Goal:
Your task is to gather the lines below that hold the string "JSON".

Information given:
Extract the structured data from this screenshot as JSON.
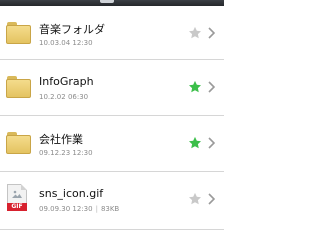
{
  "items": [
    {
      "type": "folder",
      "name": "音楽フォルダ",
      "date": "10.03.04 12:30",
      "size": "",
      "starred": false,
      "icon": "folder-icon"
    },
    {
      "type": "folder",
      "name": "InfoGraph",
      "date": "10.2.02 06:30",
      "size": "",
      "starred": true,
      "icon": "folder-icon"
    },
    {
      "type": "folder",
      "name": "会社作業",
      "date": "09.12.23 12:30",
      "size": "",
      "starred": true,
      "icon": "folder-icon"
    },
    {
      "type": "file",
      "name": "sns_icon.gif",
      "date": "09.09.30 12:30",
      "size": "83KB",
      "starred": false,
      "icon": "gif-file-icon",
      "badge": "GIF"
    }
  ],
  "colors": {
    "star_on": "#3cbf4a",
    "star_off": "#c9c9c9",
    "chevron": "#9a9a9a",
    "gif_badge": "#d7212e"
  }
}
---
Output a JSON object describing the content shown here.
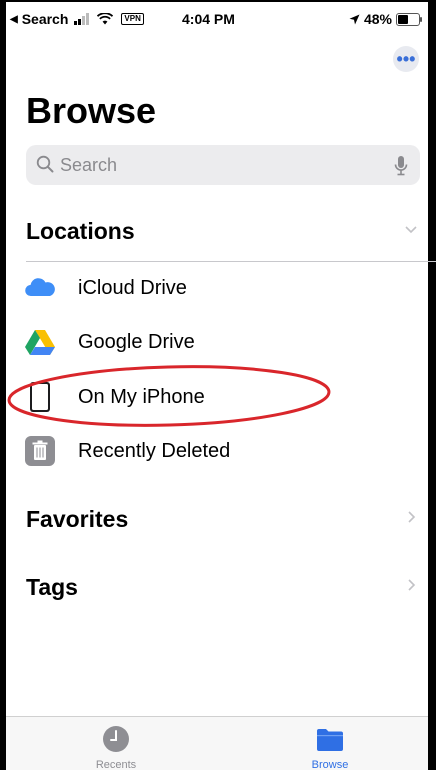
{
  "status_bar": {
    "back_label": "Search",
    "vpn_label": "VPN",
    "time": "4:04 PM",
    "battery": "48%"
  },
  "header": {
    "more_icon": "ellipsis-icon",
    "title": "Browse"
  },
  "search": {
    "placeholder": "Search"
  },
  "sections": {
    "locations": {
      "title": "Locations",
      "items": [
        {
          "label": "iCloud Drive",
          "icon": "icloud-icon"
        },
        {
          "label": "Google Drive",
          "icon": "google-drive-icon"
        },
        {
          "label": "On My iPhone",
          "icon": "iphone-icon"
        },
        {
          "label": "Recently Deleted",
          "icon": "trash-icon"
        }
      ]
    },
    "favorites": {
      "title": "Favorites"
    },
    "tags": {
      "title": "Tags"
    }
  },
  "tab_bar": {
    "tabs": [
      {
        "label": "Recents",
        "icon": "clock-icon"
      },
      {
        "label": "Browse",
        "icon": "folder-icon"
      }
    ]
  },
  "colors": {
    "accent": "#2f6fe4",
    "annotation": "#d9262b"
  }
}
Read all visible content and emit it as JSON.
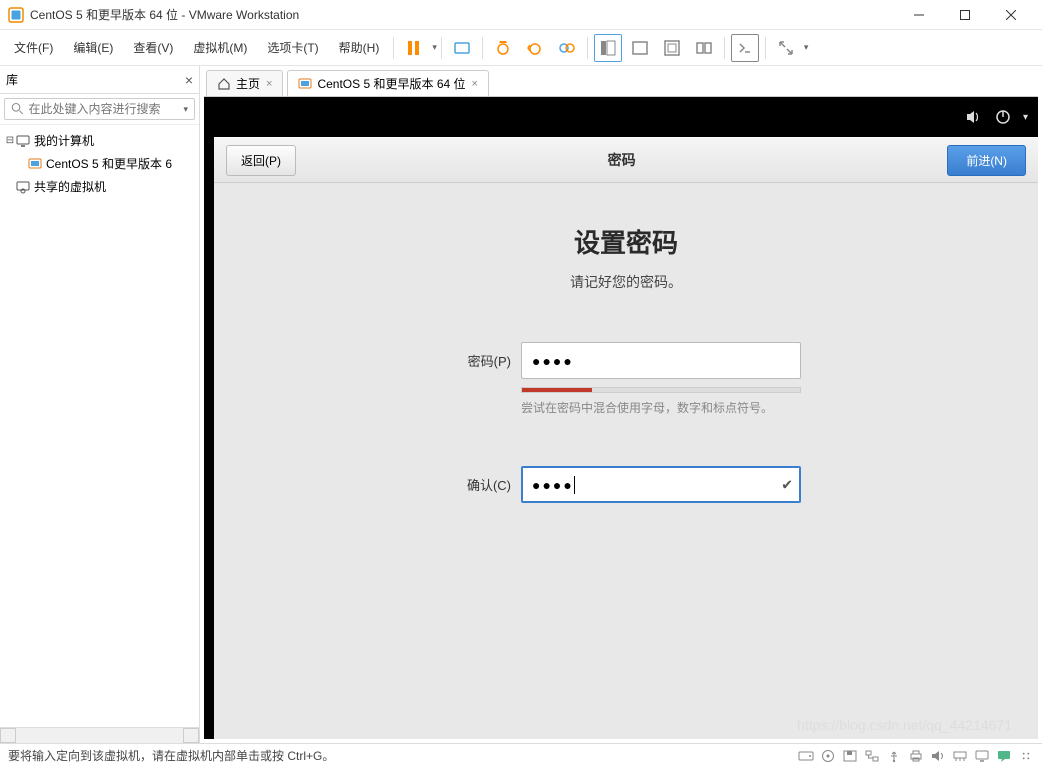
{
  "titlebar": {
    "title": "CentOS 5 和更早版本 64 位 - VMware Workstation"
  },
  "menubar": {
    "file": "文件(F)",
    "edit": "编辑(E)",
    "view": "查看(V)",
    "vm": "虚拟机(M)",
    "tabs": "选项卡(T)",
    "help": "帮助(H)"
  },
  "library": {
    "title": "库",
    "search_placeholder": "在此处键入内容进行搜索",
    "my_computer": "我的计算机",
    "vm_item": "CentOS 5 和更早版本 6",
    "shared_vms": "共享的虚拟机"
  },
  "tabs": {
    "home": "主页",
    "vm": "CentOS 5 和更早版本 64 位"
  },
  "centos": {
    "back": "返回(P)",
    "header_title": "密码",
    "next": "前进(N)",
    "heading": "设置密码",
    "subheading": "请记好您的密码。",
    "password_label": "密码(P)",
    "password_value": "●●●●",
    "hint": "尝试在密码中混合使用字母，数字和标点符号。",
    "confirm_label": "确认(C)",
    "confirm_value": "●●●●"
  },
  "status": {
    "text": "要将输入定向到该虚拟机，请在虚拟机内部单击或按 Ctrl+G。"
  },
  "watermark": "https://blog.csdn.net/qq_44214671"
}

Task response:
Extract the structured data from this screenshot as JSON.
Output a JSON object describing the content shown here.
Read all visible content and emit it as JSON.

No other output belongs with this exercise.